Dataset entries on figures —
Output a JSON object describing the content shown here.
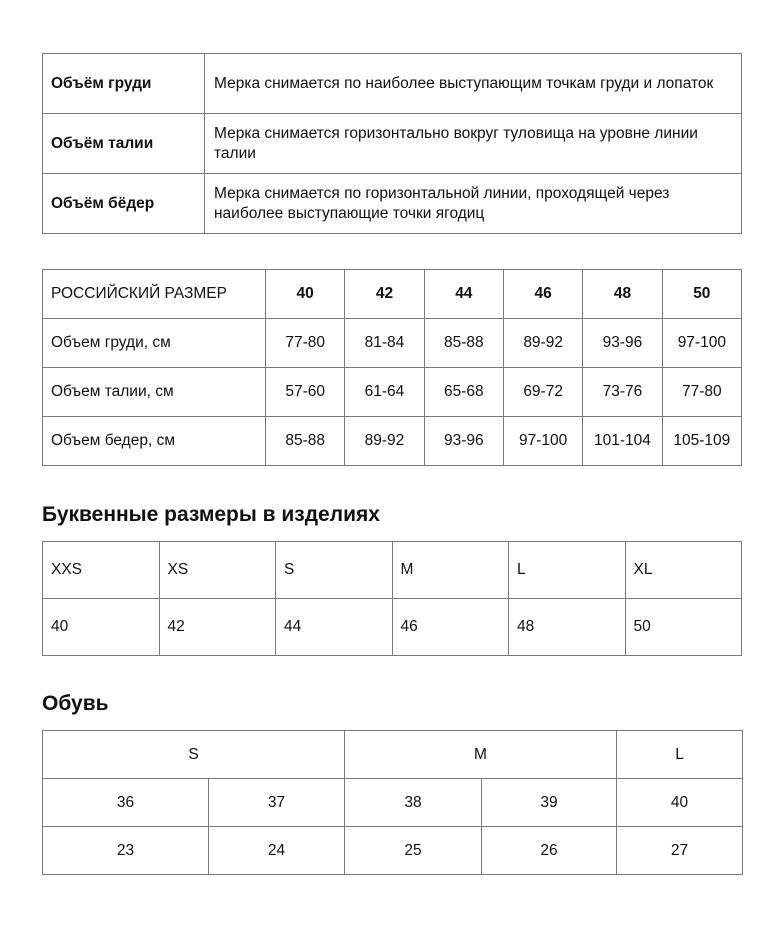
{
  "measurements": [
    {
      "label": "Объём груди",
      "desc": "Мерка снимается по наиболее выступающим точкам груди и лопаток"
    },
    {
      "label": "Объём талии",
      "desc": "Мерка снимается горизонтально вокруг туловища на уровне линии талии"
    },
    {
      "label": "Объём бёдер",
      "desc": "Мерка снимается по горизонтальной линии, проходящей через наиболее выступающие точки ягодиц"
    }
  ],
  "size_table": {
    "header": [
      "РОССИЙСКИЙ РАЗМЕР",
      "40",
      "42",
      "44",
      "46",
      "48",
      "50"
    ],
    "rows": [
      [
        "Объем груди, см",
        "77-80",
        "81-84",
        "85-88",
        "89-92",
        "93-96",
        "97-100"
      ],
      [
        "Объем талии, см",
        "57-60",
        "61-64",
        "65-68",
        "69-72",
        "73-76",
        "77-80"
      ],
      [
        "Объем бедер, см",
        "85-88",
        "89-92",
        "93-96",
        "97-100",
        "101-104",
        "105-109"
      ]
    ]
  },
  "letter_sizes": {
    "title": "Буквенные размеры в изделиях",
    "letters": [
      "XXS",
      "XS",
      "S",
      "M",
      "L",
      "XL"
    ],
    "numbers": [
      "40",
      "42",
      "44",
      "46",
      "48",
      "50"
    ]
  },
  "shoes": {
    "title": "Обувь",
    "groups": [
      "S",
      "M",
      "L"
    ],
    "row1": [
      "36",
      "37",
      "38",
      "39",
      "40"
    ],
    "row2": [
      "23",
      "24",
      "25",
      "26",
      "27"
    ]
  }
}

WORK TO DO —
All of the lines above should be retyped precisely, apart from the pictures.

CORRECT OUTPUT —
Output a JSON object describing the content shown here.
{
  "measurements": [
    {
      "label": "Объём груди",
      "desc": "Мерка снимается по наиболее выступающим точкам груди и лопаток"
    },
    {
      "label": "Объём талии",
      "desc": "Мерка снимается горизонтально вокруг туловища на уровне линии талии"
    },
    {
      "label": "Объём бёдер",
      "desc": "Мерка снимается по горизонтальной линии, проходящей через наиболее выступающие точки ягодиц"
    }
  ],
  "size_table": {
    "header": [
      "РОССИЙСКИЙ РАЗМЕР",
      "40",
      "42",
      "44",
      "46",
      "48",
      "50"
    ],
    "rows": [
      [
        "Объем груди, см",
        "77-80",
        "81-84",
        "85-88",
        "89-92",
        "93-96",
        "97-100"
      ],
      [
        "Объем талии, см",
        "57-60",
        "61-64",
        "65-68",
        "69-72",
        "73-76",
        "77-80"
      ],
      [
        "Объем бедер, см",
        "85-88",
        "89-92",
        "93-96",
        "97-100",
        "101-104",
        "105-109"
      ]
    ]
  },
  "letter_sizes": {
    "title": "Буквенные размеры в изделиях",
    "letters": [
      "XXS",
      "XS",
      "S",
      "M",
      "L",
      "XL"
    ],
    "numbers": [
      "40",
      "42",
      "44",
      "46",
      "48",
      "50"
    ]
  },
  "shoes": {
    "title": "Обувь",
    "groups": [
      "S",
      "M",
      "L"
    ],
    "row1": [
      "36",
      "37",
      "38",
      "39",
      "40"
    ],
    "row2": [
      "23",
      "24",
      "25",
      "26",
      "27"
    ]
  }
}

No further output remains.